**GIVEN EXERCISE**
Please tally the lines in the listing below that contain the string "header", treating uppercase and lowercase as different, and reply with only the number.

**ENTRIES SHOWN**

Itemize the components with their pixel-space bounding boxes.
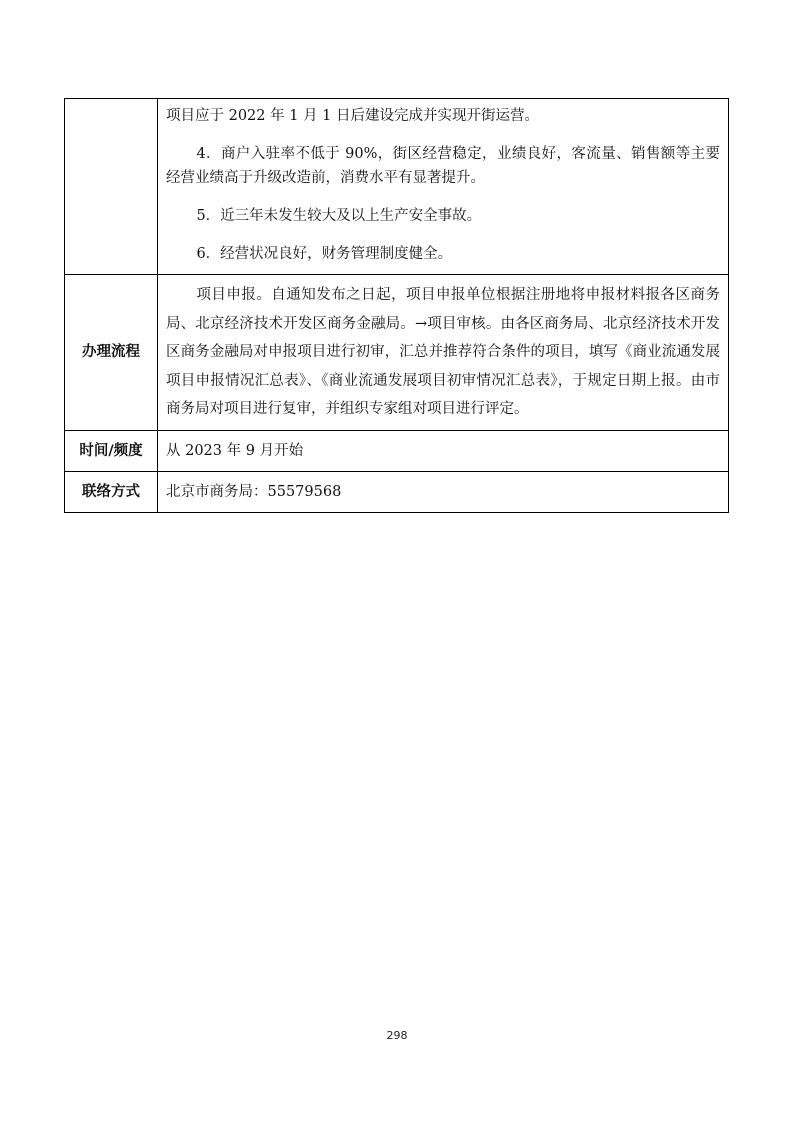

--

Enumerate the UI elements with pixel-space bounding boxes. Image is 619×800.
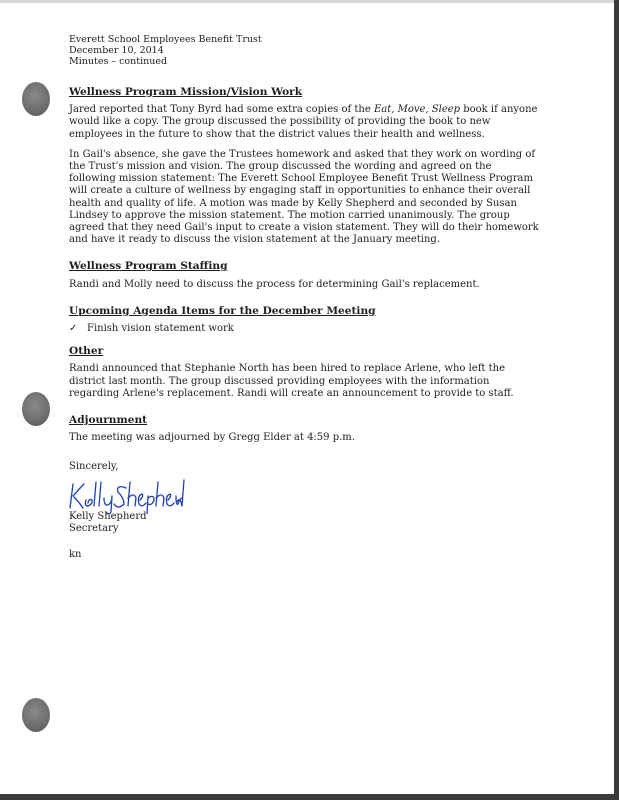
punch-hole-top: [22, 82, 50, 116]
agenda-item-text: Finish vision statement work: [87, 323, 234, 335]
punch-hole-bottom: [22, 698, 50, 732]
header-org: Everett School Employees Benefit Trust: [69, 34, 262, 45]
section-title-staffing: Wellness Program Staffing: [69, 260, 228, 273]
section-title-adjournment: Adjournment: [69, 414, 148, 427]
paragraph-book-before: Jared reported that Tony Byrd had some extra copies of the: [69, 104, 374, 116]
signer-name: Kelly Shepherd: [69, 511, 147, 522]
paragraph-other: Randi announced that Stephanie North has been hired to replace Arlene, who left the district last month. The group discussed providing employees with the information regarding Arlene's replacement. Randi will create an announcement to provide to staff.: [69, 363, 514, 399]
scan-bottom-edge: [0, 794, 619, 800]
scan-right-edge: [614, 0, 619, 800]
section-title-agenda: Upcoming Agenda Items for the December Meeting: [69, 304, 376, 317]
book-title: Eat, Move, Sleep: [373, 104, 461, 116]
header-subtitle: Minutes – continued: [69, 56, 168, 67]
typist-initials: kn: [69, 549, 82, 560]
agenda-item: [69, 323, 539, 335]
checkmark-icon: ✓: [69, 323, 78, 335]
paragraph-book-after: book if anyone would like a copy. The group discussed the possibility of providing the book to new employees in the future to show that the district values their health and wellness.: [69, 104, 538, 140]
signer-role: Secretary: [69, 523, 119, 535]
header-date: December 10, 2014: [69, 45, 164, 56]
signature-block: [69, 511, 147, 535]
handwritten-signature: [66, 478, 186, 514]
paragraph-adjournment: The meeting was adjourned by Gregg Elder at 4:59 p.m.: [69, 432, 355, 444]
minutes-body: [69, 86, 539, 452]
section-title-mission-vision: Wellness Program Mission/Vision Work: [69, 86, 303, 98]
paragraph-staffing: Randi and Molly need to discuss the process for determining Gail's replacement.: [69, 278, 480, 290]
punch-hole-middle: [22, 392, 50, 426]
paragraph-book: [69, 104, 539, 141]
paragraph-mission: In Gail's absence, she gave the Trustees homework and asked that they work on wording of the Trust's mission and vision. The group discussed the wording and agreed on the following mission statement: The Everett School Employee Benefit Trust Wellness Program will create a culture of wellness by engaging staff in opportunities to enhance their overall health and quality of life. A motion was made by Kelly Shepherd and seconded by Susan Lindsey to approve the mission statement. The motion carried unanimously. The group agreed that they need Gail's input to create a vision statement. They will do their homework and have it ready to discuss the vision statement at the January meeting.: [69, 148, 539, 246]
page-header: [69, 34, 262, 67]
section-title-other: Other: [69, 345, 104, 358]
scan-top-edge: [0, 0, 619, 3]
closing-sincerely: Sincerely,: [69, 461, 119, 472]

**FULL SOLUTION**
4